>>

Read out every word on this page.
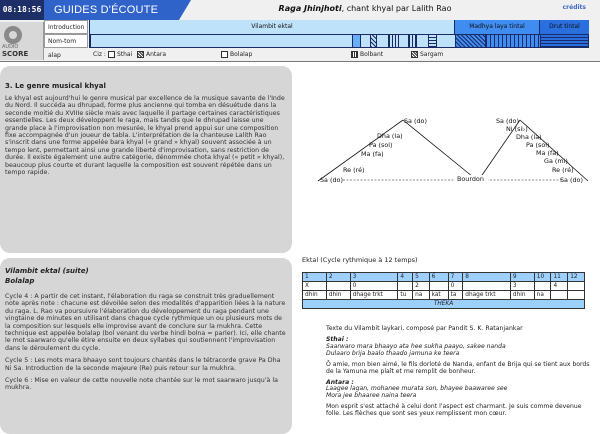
08:18:56	GUIDES D'ÉCOUTE	Raga Jhinjhoti, chant khyal par Lalith Rao	crédits
AUDIO SCORE
Introduction
Nom-tom alap
Vilambit ektal	Madhya laya tintal	Drut tintal
Ciz : Sthai Antara	Bolalap	Bolbant	Sargam
3. Le genre musical khyal
Le khyal est aujourd'hui le genre musical par excellence de la musique savante de l'Inde du Nord. Il succéda au dhrupad, forme plus ancienne qui tomba en désuétude dans la seconde moitié du XVIIIe siècle mais avec laquelle il partage certaines caractéristiques essentielles. Les deux développent le raga, mais tandis que le dhrupad laisse une grande place à l'improvisation non mesurée, le khyal prend appui sur une composition fixe accompagnée d'un joueur de tabla. L'interprétation de la chanteuse Lalith Rao s'inscrit dans une forme appelée bara khyal (« grand » khyal) souvent associée à un tempo lent, permettant ainsi une grande liberté d'improvisation, sans restriction de durée. Il existe également une autre catégorie, dénommée chota khyal (« petit » khyal), beaucoup plus courte et durant laquelle la composition est souvent répétée dans un tempo rapide.
Vilambit ektal (suite)
Bolalap

Cycle 4 : A partir de cet instant, l'élaboration du raga se construit très graduellement note après note : chacune est dévoilée selon des modalités d'apparition liées à la nature du raga. L. Rao va poursuivre l'élaboration du développement du raga pendant une vingtaine de minutes en utilisant dans chaque cycle rythmique un ou plusieurs mots de la composition sur lesquels elle improvise avant de conclure sur la mukhra. Cette technique est appelée bolalap (bol venant du verbe hindi bolna = parler). Ici, elle chante le mot saarwaro qu'elle étire ensuite en deux syllabes qui soutiennent l'improvisation dans le déroulement du cycle.

Cycle 5 : Les mots mara bhaayo sont toujours chantés dans le tétracorde grave Pa Dha Ni Sa. Introduction de la seconde majeure (Re) puis retour sur la mukhra.

Cycle 6 : Mise en valeur de cette nouvelle note chantée sur le mot saarwaro jusqu'à la mukhra.

Sa (do)
Dha (la)
Pa (sol)
Ma (fa)
Re (ré)
Sa (do)
Sa (do)
Ni (si♭)
Dha (la)
Pa (sol)
Ma (fa)
Ga (mi)
Re (ré)
Sa (do)
Bourdon
Ektal (Cycle rythmique à 12 temps)
1	2	3	4	5	6	7	8	9	10	11	12
X		0		2		0		3		4	
dhin	dhin	dhage trkt	tu	na	kat	ta	dhage trkt	dhin	na		
THEKA											
Texte du Vilambit laykari, composé par Pandit S. K. Ratanjankar
Sthai :
Saarwaro mara bhaayo ata hee sukha paayo, sakee nanda
Dulaaro brija baalo thaado jamuna ke teera
Ô amie, mon bien aimé, le fils dorloté de Nanda, enfant de Brija qui se tient aux bords de la Yamuna me plaît et me remplit de bonheur.
Antara :
Laagee lagan, mohanee murata son, bhayee baawaree see
Mora jee bhaaree naina teera
Mon esprit s'est attaché à celui dont l'aspect est charmant. Je suis comme devenue folle. Les flèches que sont ses yeux remplissent mon cœur.
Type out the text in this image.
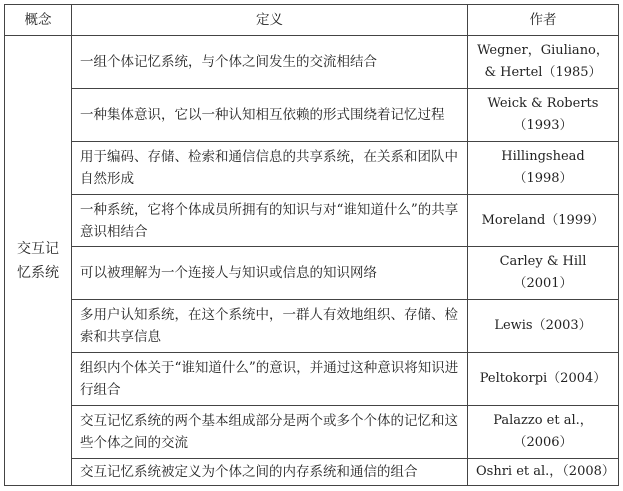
概念	定义	作者
交互记忆系统	一组个体记忆系统，与个体之间发生的交流相结合	Wegner，Giuliano，& Hertel（1985）
	一种集体意识，它以一种认知相互依赖的形式围绕着记忆过程	Weick & Roberts（1993）
	用于编码、存储、检索和通信信息的共享系统，在关系和团队中自然形成	Hillingshead（1998）
	一种系统，它将个体成员所拥有的知识与对“谁知道什么”的共享意识相结合	Moreland（1999）
	可以被理解为一个连接人与知识或信息的知识网络	Carley & Hill（2001）
	多用户认知系统，在这个系统中，一群人有效地组织、存储、检索和共享信息	Lewis（2003）
	组织内个体关于“谁知道什么”的意识，并通过这种意识将知识进行组合	Peltokorpi（2004）
	交互记忆系统的两个基本组成部分是两个或多个个体的记忆和这些个体之间的交流	Palazzo et al.，（2006）
	交互记忆系统被定义为个体之间的内存系统和通信的组合	Oshri et al.，（2008）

<<

Goal of the exercise:
Set down exactly and only the lines from the line that contains "Type out the text in this image." through the last line of the entries above, with both of those lines included and the pictures left out.

Answer to the task:
Type out the text in this image.
概念	定义	作者
交互记忆系统	一组个体记忆系统，与个体之间发生的交流相结合	Wegner，Giuliano，& Hertel（1985）
	一种集体意识，它以一种认知相互依赖的形式围绕着记忆过程	Weick & Roberts（1993）
	用于编码、存储、检索和通信信息的共享系统，在关系和团队中自然形成	Hillingshead（1998）
	一种系统，它将个体成员所拥有的知识与对“谁知道什么”的共享意识相结合	Moreland（1999）
	可以被理解为一个连接人与知识或信息的知识网络	Carley & Hill（2001）
	多用户认知系统，在这个系统中，一群人有效地组织、存储、检索和共享信息	Lewis（2003）
	组织内个体关于“谁知道什么”的意识，并通过这种意识将知识进行组合	Peltokorpi（2004）
	交互记忆系统的两个基本组成部分是两个或多个个体的记忆和这些个体之间的交流	Palazzo et al.，（2006）
	交互记忆系统被定义为个体之间的内存系统和通信的组合	Oshri et al.，（2008）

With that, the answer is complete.